Lay out each line of the records below as a JSON list of strings, one string per line, leaving out blank lines and the pictures.
▶
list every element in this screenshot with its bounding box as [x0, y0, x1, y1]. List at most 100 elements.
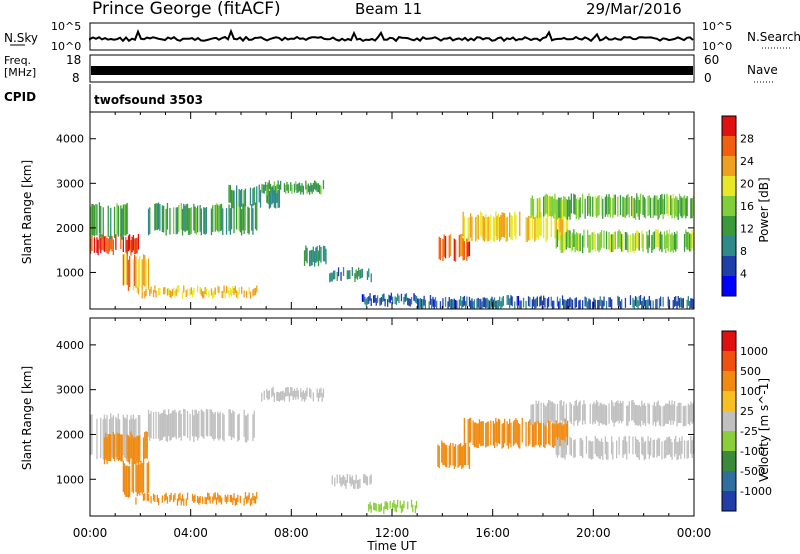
data-cell	[467, 442, 469, 466]
data-cell	[647, 299, 649, 309]
data-cell	[592, 404, 594, 425]
data-cell	[602, 198, 604, 219]
data-cell	[561, 418, 564, 443]
data-cell	[349, 270, 351, 280]
data-cell	[604, 436, 606, 455]
data-cell	[166, 202, 169, 230]
data-cell	[261, 183, 263, 193]
data-cell	[374, 502, 376, 511]
freq-unit: [MHz]	[4, 66, 36, 79]
data-cell	[574, 439, 576, 458]
data-cell	[271, 388, 273, 398]
data-cell	[680, 196, 682, 217]
data-cell	[204, 208, 206, 235]
time-axis-labels: 00:00 04:00 08:00 12:00 16:00 20:00 00:00	[73, 526, 712, 540]
data-cell	[559, 232, 561, 250]
data-cell	[519, 211, 521, 236]
data-cell	[224, 494, 226, 502]
data-cell	[589, 234, 591, 253]
data-cell	[587, 301, 589, 309]
data-cell	[482, 421, 484, 446]
data-cell	[134, 238, 136, 255]
data-cell	[529, 297, 531, 307]
data-cell	[150, 286, 152, 294]
data-cell	[638, 296, 640, 306]
data-cell	[458, 234, 460, 258]
data-cell	[373, 295, 375, 303]
data-cell	[587, 195, 589, 216]
data-cell	[602, 404, 604, 425]
data-cell	[117, 413, 119, 454]
data-cell	[252, 493, 254, 501]
data-cell	[267, 186, 269, 204]
data-cell	[457, 445, 459, 468]
data-cell	[648, 441, 650, 459]
data-cell	[230, 413, 233, 441]
data-cell	[276, 391, 278, 401]
data-cell	[351, 475, 353, 485]
data-cell	[195, 410, 197, 437]
data-cell	[142, 254, 145, 286]
data-cell	[677, 402, 679, 424]
data-cell	[342, 475, 345, 484]
data-cell	[570, 404, 572, 425]
data-cell	[355, 474, 357, 484]
data-cell	[210, 409, 213, 437]
data-cell	[190, 207, 192, 234]
data-cell	[583, 229, 585, 248]
data-cell	[178, 285, 180, 293]
data-cell	[540, 295, 542, 306]
data-cell	[168, 288, 170, 296]
data-cell	[636, 404, 638, 425]
data-cell	[560, 439, 562, 458]
data-cell	[514, 419, 516, 445]
data-cell	[233, 288, 235, 296]
data-cell	[431, 298, 433, 309]
data-cell	[337, 267, 340, 277]
data-cell	[638, 232, 640, 251]
data-cell	[170, 413, 172, 440]
data-cell	[141, 291, 143, 299]
data-cell	[200, 208, 202, 236]
data-cell	[90, 238, 92, 254]
data-cell	[509, 418, 511, 444]
power-x-axis	[89, 112, 695, 309]
data-cell	[268, 180, 270, 190]
data-cell	[527, 296, 530, 307]
data-cell	[103, 414, 106, 455]
data-cell	[496, 300, 498, 309]
data-cell	[658, 298, 661, 309]
data-cell	[280, 391, 282, 401]
data-cell	[141, 259, 143, 291]
data-cell	[609, 234, 611, 253]
data-cell	[655, 229, 657, 247]
data-cell	[203, 411, 205, 439]
data-cell	[174, 493, 176, 501]
data-cell	[173, 410, 175, 438]
data-cell	[130, 431, 132, 459]
data-cell	[676, 406, 678, 427]
data-cell	[561, 234, 564, 253]
data-cell	[185, 498, 187, 506]
data-cell	[525, 301, 527, 309]
data-cell	[306, 185, 308, 195]
time-tick-label: 08:00	[274, 526, 309, 540]
data-cell	[168, 409, 170, 437]
data-cell	[463, 295, 465, 306]
data-cell	[369, 501, 371, 510]
data-cell	[414, 505, 416, 513]
data-cell	[159, 288, 161, 296]
time-tick-label: 00:00	[73, 526, 108, 540]
data-cell	[217, 285, 219, 293]
data-cell	[165, 492, 167, 500]
data-cell	[653, 439, 655, 458]
data-cell	[360, 269, 362, 279]
data-cell	[106, 414, 108, 456]
data-cell	[132, 259, 135, 291]
nsky-label: N.Sky	[4, 31, 38, 45]
data-cell	[578, 402, 580, 423]
data-cell	[560, 235, 562, 253]
data-cell	[636, 230, 638, 249]
data-cell	[565, 403, 567, 424]
data-cell	[535, 298, 537, 308]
◀
Final result =
[
  "list every element in this screenshot with its bounding box as [x0, y0, x1, y1]. List at most 100 elements.",
  "data-cell\t[467, 442, 469, 466]",
  "data-cell\t[647, 299, 649, 309]",
  "data-cell\t[592, 404, 594, 425]",
  "data-cell\t[602, 198, 604, 219]",
  "data-cell\t[561, 418, 564, 443]",
  "data-cell\t[349, 270, 351, 280]",
  "data-cell\t[604, 436, 606, 455]",
  "data-cell\t[166, 202, 169, 230]",
  "data-cell\t[261, 183, 263, 193]",
  "data-cell\t[374, 502, 376, 511]",
  "freq-unit: [MHz]\t[4, 66, 36, 79]",
  "data-cell\t[574, 439, 576, 458]",
  "data-cell\t[271, 388, 273, 398]",
  "data-cell\t[680, 196, 682, 217]",
  "data-cell\t[204, 208, 206, 235]",
  "time-axis-labels: 00:00 04:00 08:00 12:00 16:00 20:00 00:00\t[73, 526, 712, 540]",
  "data-cell\t[559, 232, 561, 250]",
  "data-cell\t[519, 211, 521, 236]",
  "data-cell\t[224, 494, 226, 502]",
  "data-cell\t[589, 234, 591, 253]",
  "data-cell\t[587, 301, 589, 309]",
  "data-cell\t[482, 421, 484, 446]",
  "data-cell\t[134, 238, 136, 255]",
  "data-cell\t[529, 297, 531, 307]",
  "data-cell\t[150, 286, 152, 294]",
  "data-cell\t[638, 296, 640, 306]",
  "data-cell\t[458, 234, 460, 258]",
  "data-cell\t[373, 295, 375, 303]",
  "data-cell\t[587, 195, 589, 216]",
  "data-cell\t[602, 404, 604, 425]",
  "data-cell\t[117, 413, 119, 454]",
  "data-cell\t[252, 493, 254, 501]",
  "data-cell\t[267, 186, 269, 204]",
  "data-cell\t[457, 445, 459, 468]",
  "data-cell\t[648, 441, 650, 459]",
  "data-cell\t[230, 413, 233, 441]",
  "data-cell\t[276, 391, 278, 401]",
  "data-cell\t[351, 475, 353, 485]",
  "data-cell\t[195, 410, 197, 437]",
  "data-cell\t[142, 254, 145, 286]",
  "data-cell\t[677, 402, 679, 424]",
  "data-cell\t[342, 475, 345, 484]",
  "data-cell\t[570, 404, 572, 425]",
  "data-cell\t[355, 474, 357, 484]",
  "data-cell\t[210, 409, 213, 437]",
  "data-cell\t[190, 207, 192, 234]",
  "data-cell\t[583, 229, 585, 248]",
  "data-cell\t[178, 285, 180, 293]",
  "data-cell\t[540, 295, 542, 306]",
  "data-cell\t[168, 288, 170, 296]",
  "data-cell\t[636, 404, 638, 425]",
  "data-cell\t[560, 439, 562, 458]",
  "data-cell\t[514, 419, 516, 445]",
  "data-cell\t[233, 288, 235, 296]",
  "data-cell\t[431, 298, 433, 309]",
  "data-cell\t[337, 267, 340, 277]",
  "data-cell\t[638, 232, 640, 251]",
  "data-cell\t[170, 413, 172, 440]",
  "data-cell\t[141, 291, 143, 299]",
  "data-cell\t[200, 208, 202, 236]",
  "data-cell\t[90, 238, 92, 254]",
  "data-cell\t[509, 418, 511, 444]",
  "power-x-axis\t[89, 112, 695, 309]",
  "data-cell\t[268, 180, 270, 190]",
  "data-cell\t[527, 296, 530, 307]",
  "data-cell\t[103, 414, 106, 455]",
  "data-cell\t[496, 300, 498, 309]",
  "data-cell\t[658, 298, 661, 309]",
  "data-cell\t[280, 391, 282, 401]",
  "data-cell\t[141, 259, 143, 291]",
  "data-cell\t[609, 234, 611, 253]",
  "data-cell\t[655, 229, 657, 247]",
  "data-cell\t[203, 411, 205, 439]",
  "data-cell\t[174, 493, 176, 501]",
  "data-cell\t[173, 410, 175, 438]",
  "data-cell\t[130, 431, 132, 459]",
  "data-cell\t[676, 406, 678, 427]",
  "data-cell\t[561, 234, 564, 253]",
  "data-cell\t[185, 498, 187, 506]",
  "data-cell\t[525, 301, 527, 309]",
  "data-cell\t[306, 185, 308, 195]",
  "time-tick-label: 08:00\t[274, 526, 309, 540]",
  "data-cell\t[168, 409, 170, 437]",
  "data-cell\t[463, 295, 465, 306]",
  "data-cell\t[369, 501, 371, 510]",
  "data-cell\t[414, 505, 416, 513]",
  "data-cell\t[159, 288, 161, 296]",
  "time-tick-label: 00:00\t[73, 526, 108, 540]",
  "data-cell\t[217, 285, 219, 293]",
  "data-cell\t[165, 492, 167, 500]",
  "data-cell\t[653, 439, 655, 458]",
  "data-cell\t[360, 269, 362, 279]",
  "data-cell\t[106, 414, 108, 456]",
  "data-cell\t[132, 259, 135, 291]",
  "nsky-label: N.Sky\t[4, 31, 38, 45]",
  "data-cell\t[578, 402, 580, 423]",
  "data-cell\t[560, 235, 562, 253]",
  "data-cell\t[636, 230, 638, 249]",
  "data-cell\t[565, 403, 567, 424]",
  "data-cell\t[535, 298, 537, 308]"
]